Convert every line of the listing into a Markdown table with the columns Row and Listing line, numbering the rows and omitting any blank lines.

[Stored entries]
(begin)

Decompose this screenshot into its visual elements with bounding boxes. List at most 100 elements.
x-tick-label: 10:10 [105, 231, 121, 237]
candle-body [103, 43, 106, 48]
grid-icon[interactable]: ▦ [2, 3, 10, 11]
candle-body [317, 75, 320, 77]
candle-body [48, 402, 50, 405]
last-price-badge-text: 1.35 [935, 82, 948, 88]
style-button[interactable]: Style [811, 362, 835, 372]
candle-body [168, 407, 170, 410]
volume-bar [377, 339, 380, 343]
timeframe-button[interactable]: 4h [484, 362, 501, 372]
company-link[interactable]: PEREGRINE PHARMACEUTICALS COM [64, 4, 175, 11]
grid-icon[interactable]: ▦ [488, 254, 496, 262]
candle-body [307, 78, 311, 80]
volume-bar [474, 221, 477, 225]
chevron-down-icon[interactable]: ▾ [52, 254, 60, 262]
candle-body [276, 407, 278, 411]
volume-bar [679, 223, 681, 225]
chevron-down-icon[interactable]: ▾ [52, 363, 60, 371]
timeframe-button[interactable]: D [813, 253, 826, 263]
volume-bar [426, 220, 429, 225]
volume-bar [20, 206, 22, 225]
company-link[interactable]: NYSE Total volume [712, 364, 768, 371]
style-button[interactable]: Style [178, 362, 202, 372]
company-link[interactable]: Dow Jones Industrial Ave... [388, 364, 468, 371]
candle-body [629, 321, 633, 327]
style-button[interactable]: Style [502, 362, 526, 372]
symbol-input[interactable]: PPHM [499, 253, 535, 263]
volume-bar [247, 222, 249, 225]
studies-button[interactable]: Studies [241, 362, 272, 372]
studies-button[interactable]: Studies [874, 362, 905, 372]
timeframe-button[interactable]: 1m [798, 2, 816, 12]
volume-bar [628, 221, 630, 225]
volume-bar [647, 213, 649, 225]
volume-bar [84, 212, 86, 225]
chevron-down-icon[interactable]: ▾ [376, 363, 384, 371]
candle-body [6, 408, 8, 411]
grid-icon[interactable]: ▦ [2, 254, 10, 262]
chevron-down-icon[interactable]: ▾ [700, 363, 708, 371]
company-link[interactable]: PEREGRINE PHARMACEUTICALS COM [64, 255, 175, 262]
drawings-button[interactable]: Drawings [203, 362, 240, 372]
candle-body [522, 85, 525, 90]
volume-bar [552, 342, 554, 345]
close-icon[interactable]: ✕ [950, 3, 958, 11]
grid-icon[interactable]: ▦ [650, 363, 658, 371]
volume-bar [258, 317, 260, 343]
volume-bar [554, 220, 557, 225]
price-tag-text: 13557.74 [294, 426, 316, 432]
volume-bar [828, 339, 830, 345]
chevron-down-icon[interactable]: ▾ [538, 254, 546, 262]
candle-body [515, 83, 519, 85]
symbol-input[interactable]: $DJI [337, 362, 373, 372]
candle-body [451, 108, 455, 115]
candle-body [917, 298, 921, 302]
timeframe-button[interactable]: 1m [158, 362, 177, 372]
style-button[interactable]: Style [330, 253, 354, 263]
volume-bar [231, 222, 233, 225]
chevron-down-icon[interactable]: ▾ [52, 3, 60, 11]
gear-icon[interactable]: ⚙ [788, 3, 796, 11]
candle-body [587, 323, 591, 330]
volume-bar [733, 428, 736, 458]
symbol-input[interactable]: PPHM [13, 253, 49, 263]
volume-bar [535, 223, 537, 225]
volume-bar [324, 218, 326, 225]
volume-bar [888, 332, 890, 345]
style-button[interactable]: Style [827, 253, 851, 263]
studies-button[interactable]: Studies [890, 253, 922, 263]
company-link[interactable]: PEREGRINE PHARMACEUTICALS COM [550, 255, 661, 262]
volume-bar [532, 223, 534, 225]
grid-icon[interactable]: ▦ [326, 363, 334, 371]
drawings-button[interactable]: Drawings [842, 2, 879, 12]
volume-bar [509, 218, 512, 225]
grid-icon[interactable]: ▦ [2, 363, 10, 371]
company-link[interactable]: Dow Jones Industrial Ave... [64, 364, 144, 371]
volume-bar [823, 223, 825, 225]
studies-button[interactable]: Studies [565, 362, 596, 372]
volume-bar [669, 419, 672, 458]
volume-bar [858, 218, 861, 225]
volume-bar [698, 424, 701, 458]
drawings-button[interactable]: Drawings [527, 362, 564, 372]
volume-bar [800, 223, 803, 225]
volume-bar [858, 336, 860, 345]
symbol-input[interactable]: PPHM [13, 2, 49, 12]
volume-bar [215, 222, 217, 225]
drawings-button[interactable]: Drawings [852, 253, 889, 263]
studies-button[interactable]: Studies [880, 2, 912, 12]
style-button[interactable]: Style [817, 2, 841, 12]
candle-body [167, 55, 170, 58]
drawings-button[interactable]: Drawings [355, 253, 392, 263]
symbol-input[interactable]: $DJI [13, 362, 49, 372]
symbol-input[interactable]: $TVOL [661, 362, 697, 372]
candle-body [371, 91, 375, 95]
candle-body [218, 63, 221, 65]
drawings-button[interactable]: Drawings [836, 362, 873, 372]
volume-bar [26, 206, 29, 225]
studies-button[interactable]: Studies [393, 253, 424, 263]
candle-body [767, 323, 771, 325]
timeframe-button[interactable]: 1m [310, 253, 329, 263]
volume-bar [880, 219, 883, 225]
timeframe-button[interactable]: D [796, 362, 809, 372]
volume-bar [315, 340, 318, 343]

(end)

| Right answer |
| Row | Listing line |
|---|---|
| 1 | Decompose this screenshot into its visual elements with bounding boxes. List at most 100 elements. |
| 2 | x-tick-label: 10:10 [105, 231, 121, 237] |
| 3 | candle-body [103, 43, 106, 48] |
| 4 | grid-icon[interactable]: ▦ [2, 3, 10, 11] |
| 5 | candle-body [317, 75, 320, 77] |
| 6 | candle-body [48, 402, 50, 405] |
| 7 | last-price-badge-text: 1.35 [935, 82, 948, 88] |
| 8 | style-button[interactable]: Style [811, 362, 835, 372] |
| 9 | candle-body [168, 407, 170, 410] |
| 10 | volume-bar [377, 339, 380, 343] |
| 11 | timeframe-button[interactable]: 4h [484, 362, 501, 372] |
| 12 | company-link[interactable]: PEREGRINE PHARMACEUTICALS COM [64, 4, 175, 11] |
| 13 | grid-icon[interactable]: ▦ [488, 254, 496, 262] |
| 14 | candle-body [307, 78, 311, 80] |
| 15 | volume-bar [474, 221, 477, 225] |
| 16 | chevron-down-icon[interactable]: ▾ [52, 254, 60, 262] |
| 17 | candle-body [276, 407, 278, 411] |
| 18 | volume-bar [679, 223, 681, 225] |
| 19 | chevron-down-icon[interactable]: ▾ [52, 363, 60, 371] |
| 20 | timeframe-button[interactable]: D [813, 253, 826, 263] |
| 21 | volume-bar [426, 220, 429, 225] |
| 22 | volume-bar [20, 206, 22, 225] |
| 23 | company-link[interactable]: NYSE Total volume [712, 364, 768, 371] |
| 24 | style-button[interactable]: Style [178, 362, 202, 372] |
| 25 | company-link[interactable]: Dow Jones Industrial Ave... [388, 364, 468, 371] |
| 26 | candle-body [629, 321, 633, 327] |
| 27 | style-button[interactable]: Style [502, 362, 526, 372] |
| 28 | symbol-input[interactable]: PPHM [499, 253, 535, 263] |
| 29 | volume-bar [247, 222, 249, 225] |
| 30 | studies-button[interactable]: Studies [241, 362, 272, 372] |
| 31 | studies-button[interactable]: Studies [874, 362, 905, 372] |
| 32 | timeframe-button[interactable]: 1m [798, 2, 816, 12] |
| 33 | volume-bar [628, 221, 630, 225] |
| 34 | volume-bar [647, 213, 649, 225] |
| 35 | volume-bar [84, 212, 86, 225] |
| 36 | chevron-down-icon[interactable]: ▾ [376, 363, 384, 371] |
| 37 | candle-body [6, 408, 8, 411] |
| 38 | grid-icon[interactable]: ▦ [2, 254, 10, 262] |
| 39 | chevron-down-icon[interactable]: ▾ [700, 363, 708, 371] |
| 40 | company-link[interactable]: PEREGRINE PHARMACEUTICALS COM [64, 255, 175, 262] |
| 41 | drawings-button[interactable]: Drawings [203, 362, 240, 372] |
| 42 | candle-body [522, 85, 525, 90] |
| 43 | volume-bar [552, 342, 554, 345] |
| 44 | close-icon[interactable]: ✕ [950, 3, 958, 11] |
| 45 | grid-icon[interactable]: ▦ [650, 363, 658, 371] |
| 46 | volume-bar [258, 317, 260, 343] |
| 47 | volume-bar [554, 220, 557, 225] |
| 48 | price-tag-text: 13557.74 [294, 426, 316, 432] |
| 49 | volume-bar [828, 339, 830, 345] |
| 50 | chevron-down-icon[interactable]: ▾ [538, 254, 546, 262] |
| 51 | candle-body [515, 83, 519, 85] |
| 52 | symbol-input[interactable]: $DJI [337, 362, 373, 372] |
| 53 | candle-body [451, 108, 455, 115] |
| 54 | candle-body [917, 298, 921, 302] |
| 55 | timeframe-button[interactable]: 1m [158, 362, 177, 372] |
| 56 | style-button[interactable]: Style [330, 253, 354, 263] |
| 57 | volume-bar [231, 222, 233, 225] |
| 58 | chevron-down-icon[interactable]: ▾ [52, 3, 60, 11] |
| 59 | gear-icon[interactable]: ⚙ [788, 3, 796, 11] |
| 60 | candle-body [587, 323, 591, 330] |
| 61 | volume-bar [733, 428, 736, 458] |
| 62 | symbol-input[interactable]: PPHM [13, 253, 49, 263] |
| 63 | volume-bar [535, 223, 537, 225] |
| 64 | volume-bar [324, 218, 326, 225] |
| 65 | volume-bar [888, 332, 890, 345] |
| 66 | style-button[interactable]: Style [827, 253, 851, 263] |
| 67 | studies-button[interactable]: Studies [890, 253, 922, 263] |
| 68 | company-link[interactable]: PEREGRINE PHARMACEUTICALS COM [550, 255, 661, 262] |
| 69 | volume-bar [532, 223, 534, 225] |
| 70 | grid-icon[interactable]: ▦ [326, 363, 334, 371] |
| 71 | drawings-button[interactable]: Drawings [842, 2, 879, 12] |
| 72 | volume-bar [509, 218, 512, 225] |
| 73 | grid-icon[interactable]: ▦ [2, 363, 10, 371] |
| 74 | company-link[interactable]: Dow Jones Industrial Ave... [64, 364, 144, 371] |
| 75 | volume-bar [823, 223, 825, 225] |
| 76 | studies-button[interactable]: Studies [565, 362, 596, 372] |
| 77 | volume-bar [669, 419, 672, 458] |
| 78 | volume-bar [858, 218, 861, 225] |
| 79 | volume-bar [698, 424, 701, 458] |
| 80 | drawings-button[interactable]: Drawings [527, 362, 564, 372] |
| 81 | volume-bar [800, 223, 803, 225] |
| 82 | volume-bar [858, 336, 860, 345] |
| 83 | symbol-input[interactable]: PPHM [13, 2, 49, 12] |
| 84 | volume-bar [215, 222, 217, 225] |
| 85 | drawings-button[interactable]: Drawings [852, 253, 889, 263] |
| 86 | studies-button[interactable]: Studies [880, 2, 912, 12] |
| 87 | style-button[interactable]: Style [817, 2, 841, 12] |
| 88 | candle-body [167, 55, 170, 58] |
| 89 | drawings-button[interactable]: Drawings [355, 253, 392, 263] |
| 90 | symbol-input[interactable]: $DJI [13, 362, 49, 372] |
| 91 | symbol-input[interactable]: $TVOL [661, 362, 697, 372] |
| 92 | candle-body [371, 91, 375, 95] |
| 93 | candle-body [218, 63, 221, 65] |
| 94 | drawings-button[interactable]: Drawings [836, 362, 873, 372] |
| 95 | volume-bar [26, 206, 29, 225] |
| 96 | studies-button[interactable]: Studies [393, 253, 424, 263] |
| 97 | candle-body [767, 323, 771, 325] |
| 98 | timeframe-button[interactable]: 1m [310, 253, 329, 263] |
| 99 | volume-bar [880, 219, 883, 225] |
| 100 | timeframe-button[interactable]: D [796, 362, 809, 372] |
| 101 | volume-bar [315, 340, 318, 343] |